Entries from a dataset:
• • • • • • •
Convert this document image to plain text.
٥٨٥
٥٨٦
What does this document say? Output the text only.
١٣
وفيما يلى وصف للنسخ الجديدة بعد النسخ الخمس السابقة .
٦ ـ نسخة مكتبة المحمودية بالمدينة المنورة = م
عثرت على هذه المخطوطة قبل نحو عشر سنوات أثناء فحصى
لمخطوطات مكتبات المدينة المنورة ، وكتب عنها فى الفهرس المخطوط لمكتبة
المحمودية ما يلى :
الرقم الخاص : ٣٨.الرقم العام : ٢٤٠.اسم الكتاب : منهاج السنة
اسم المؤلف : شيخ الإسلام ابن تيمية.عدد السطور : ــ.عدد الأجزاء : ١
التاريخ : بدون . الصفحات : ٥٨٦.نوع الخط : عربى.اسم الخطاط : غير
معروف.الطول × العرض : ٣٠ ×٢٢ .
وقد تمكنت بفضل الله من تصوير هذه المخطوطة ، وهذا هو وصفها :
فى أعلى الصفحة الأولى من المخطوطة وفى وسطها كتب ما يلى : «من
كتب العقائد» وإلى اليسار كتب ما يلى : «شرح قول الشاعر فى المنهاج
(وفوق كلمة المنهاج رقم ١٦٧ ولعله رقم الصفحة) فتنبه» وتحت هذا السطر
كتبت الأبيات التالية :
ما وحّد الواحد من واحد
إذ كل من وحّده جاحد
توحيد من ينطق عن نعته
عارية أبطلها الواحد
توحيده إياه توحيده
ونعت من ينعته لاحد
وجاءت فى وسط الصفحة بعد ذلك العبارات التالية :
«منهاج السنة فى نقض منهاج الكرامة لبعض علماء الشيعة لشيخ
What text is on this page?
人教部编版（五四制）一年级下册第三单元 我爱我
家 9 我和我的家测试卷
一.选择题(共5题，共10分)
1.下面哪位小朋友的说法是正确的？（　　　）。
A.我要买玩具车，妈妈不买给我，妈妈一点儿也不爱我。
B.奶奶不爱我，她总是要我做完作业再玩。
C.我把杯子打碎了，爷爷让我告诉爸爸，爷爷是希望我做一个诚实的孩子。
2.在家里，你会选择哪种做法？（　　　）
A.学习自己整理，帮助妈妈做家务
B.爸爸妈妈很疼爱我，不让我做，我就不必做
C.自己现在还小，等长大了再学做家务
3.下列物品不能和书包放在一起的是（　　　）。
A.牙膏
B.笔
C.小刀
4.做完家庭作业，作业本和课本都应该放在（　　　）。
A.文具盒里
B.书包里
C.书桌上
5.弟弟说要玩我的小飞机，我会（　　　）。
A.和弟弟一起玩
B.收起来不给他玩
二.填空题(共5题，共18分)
• • • • • • •
Extract every line containing the string "this" from the data above.

[Reply]
Convert this document image to plain text.
What does this document say? Output the text only.
What text is on this page?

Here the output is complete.